* Start Record set *

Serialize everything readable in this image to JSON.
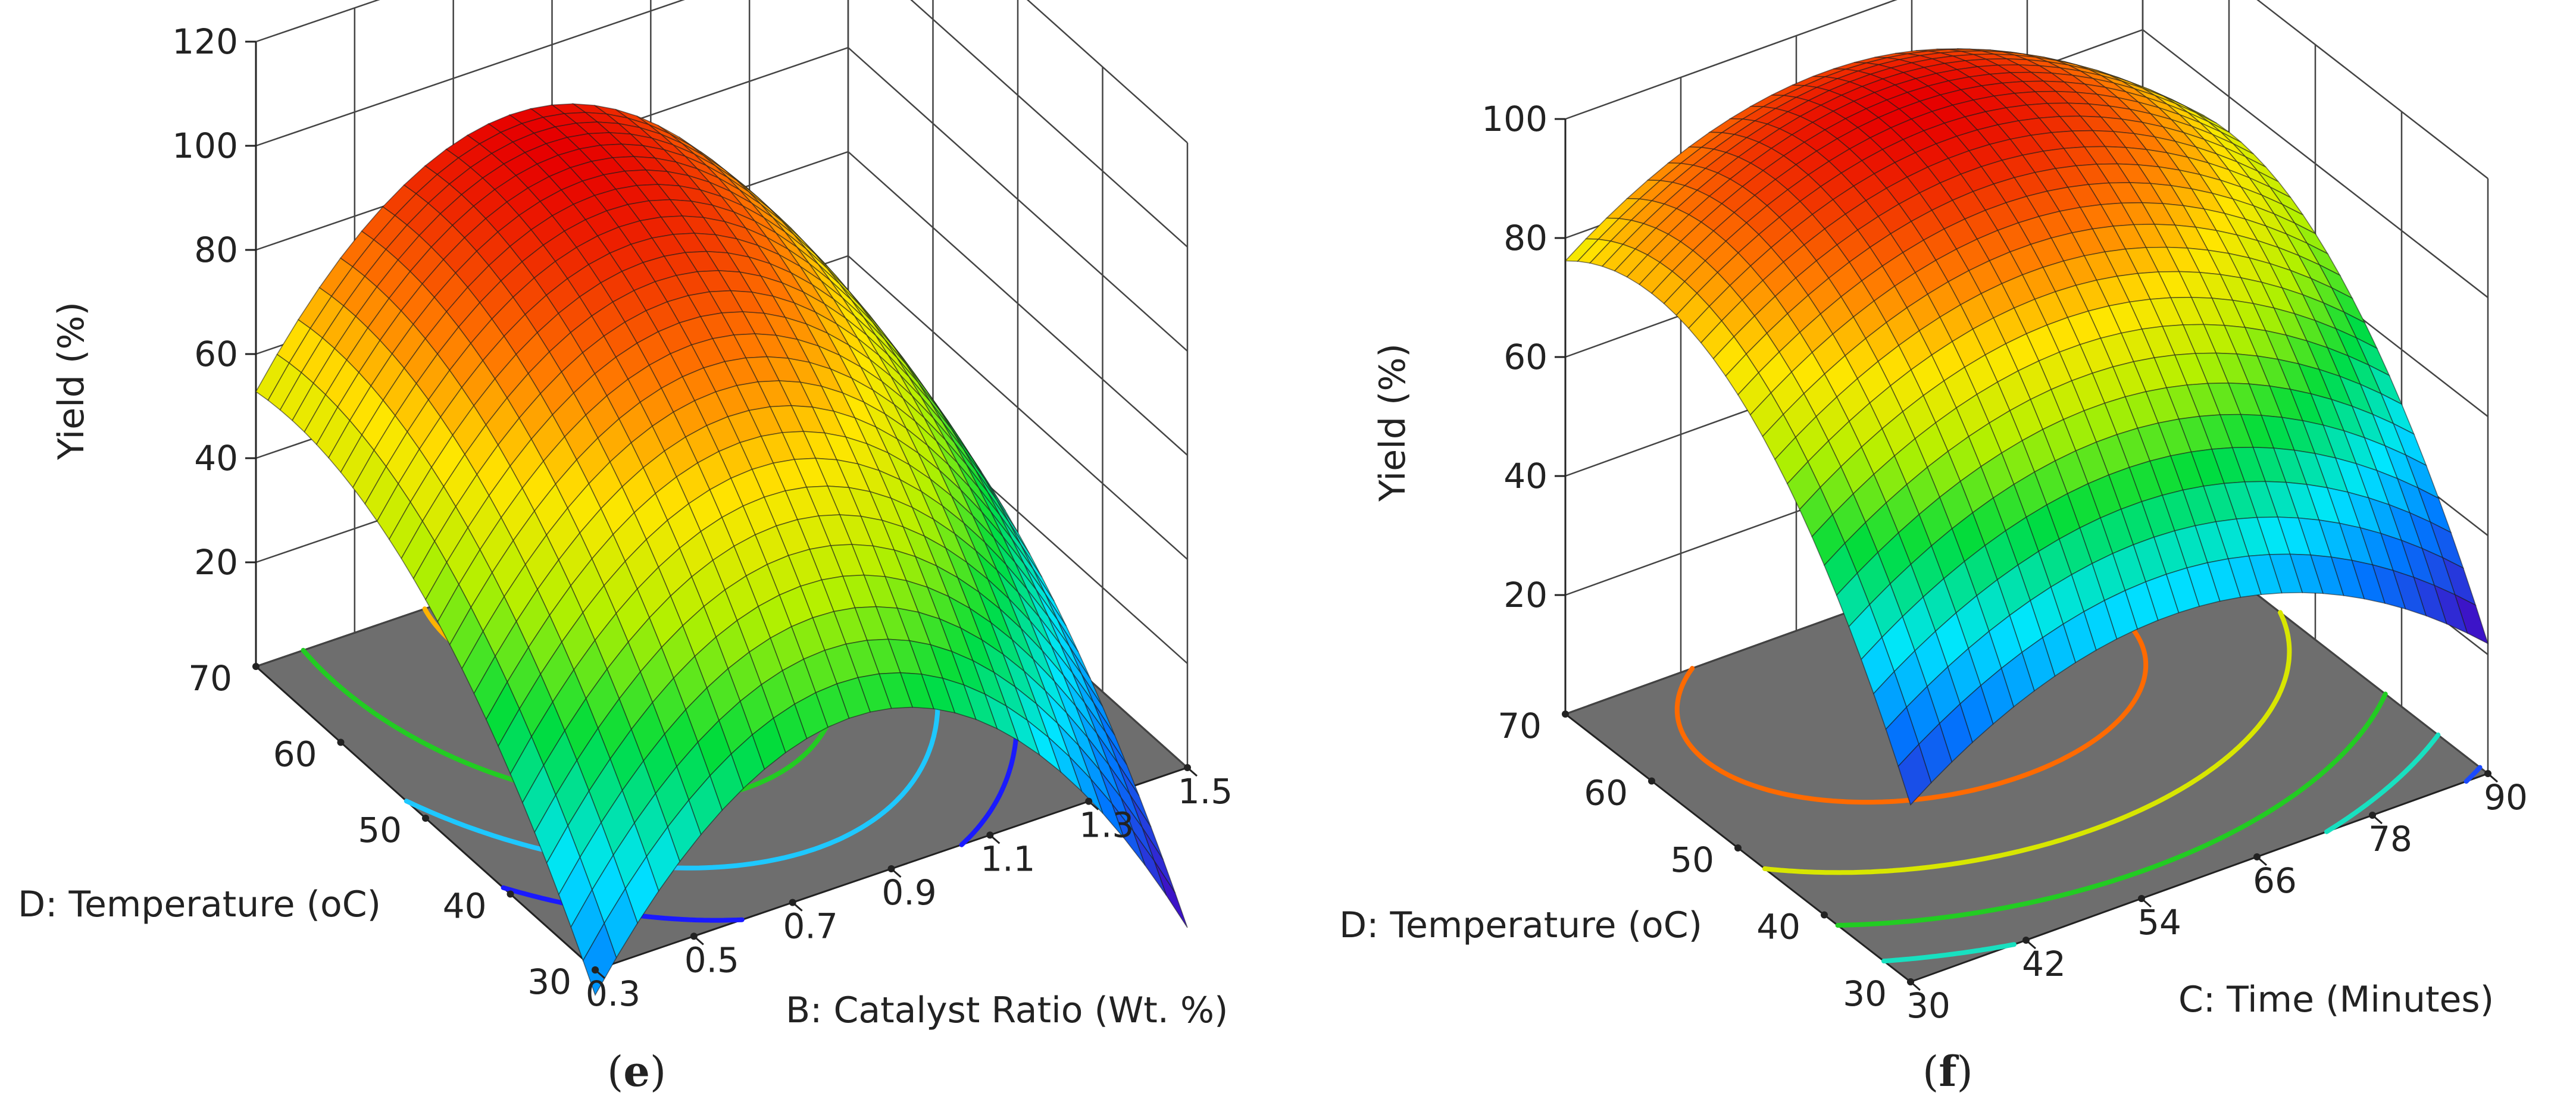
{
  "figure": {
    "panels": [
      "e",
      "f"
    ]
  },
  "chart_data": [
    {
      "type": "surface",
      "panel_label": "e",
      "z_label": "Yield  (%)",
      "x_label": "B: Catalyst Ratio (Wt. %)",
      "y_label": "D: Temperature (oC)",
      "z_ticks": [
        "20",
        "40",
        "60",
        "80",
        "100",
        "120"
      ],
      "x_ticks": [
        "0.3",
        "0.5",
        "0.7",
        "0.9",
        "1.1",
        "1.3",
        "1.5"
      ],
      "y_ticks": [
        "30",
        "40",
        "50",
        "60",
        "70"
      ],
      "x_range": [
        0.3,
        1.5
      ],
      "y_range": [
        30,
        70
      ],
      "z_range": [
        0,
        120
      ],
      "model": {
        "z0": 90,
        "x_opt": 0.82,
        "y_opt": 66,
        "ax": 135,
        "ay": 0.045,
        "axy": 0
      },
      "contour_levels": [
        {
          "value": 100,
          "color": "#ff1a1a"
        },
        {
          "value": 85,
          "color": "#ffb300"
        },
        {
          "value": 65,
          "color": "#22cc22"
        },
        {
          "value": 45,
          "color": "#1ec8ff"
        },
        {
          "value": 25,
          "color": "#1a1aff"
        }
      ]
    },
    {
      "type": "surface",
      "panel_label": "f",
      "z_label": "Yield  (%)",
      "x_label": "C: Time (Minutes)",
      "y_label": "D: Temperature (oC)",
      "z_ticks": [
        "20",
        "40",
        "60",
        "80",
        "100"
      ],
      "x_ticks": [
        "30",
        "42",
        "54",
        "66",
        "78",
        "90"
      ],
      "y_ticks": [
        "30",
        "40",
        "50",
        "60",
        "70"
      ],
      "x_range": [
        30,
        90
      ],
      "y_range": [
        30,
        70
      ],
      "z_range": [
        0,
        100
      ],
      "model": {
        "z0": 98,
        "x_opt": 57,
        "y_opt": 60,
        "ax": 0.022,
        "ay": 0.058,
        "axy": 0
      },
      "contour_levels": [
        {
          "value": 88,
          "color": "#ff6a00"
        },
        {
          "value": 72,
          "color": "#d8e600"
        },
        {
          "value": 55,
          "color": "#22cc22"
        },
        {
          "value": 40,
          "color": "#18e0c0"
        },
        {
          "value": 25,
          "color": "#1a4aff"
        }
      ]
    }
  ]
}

* End Record set *

**Set problem:** Count the lines above that contain the word "color", and give only that number.

**Answer to the problem:** 10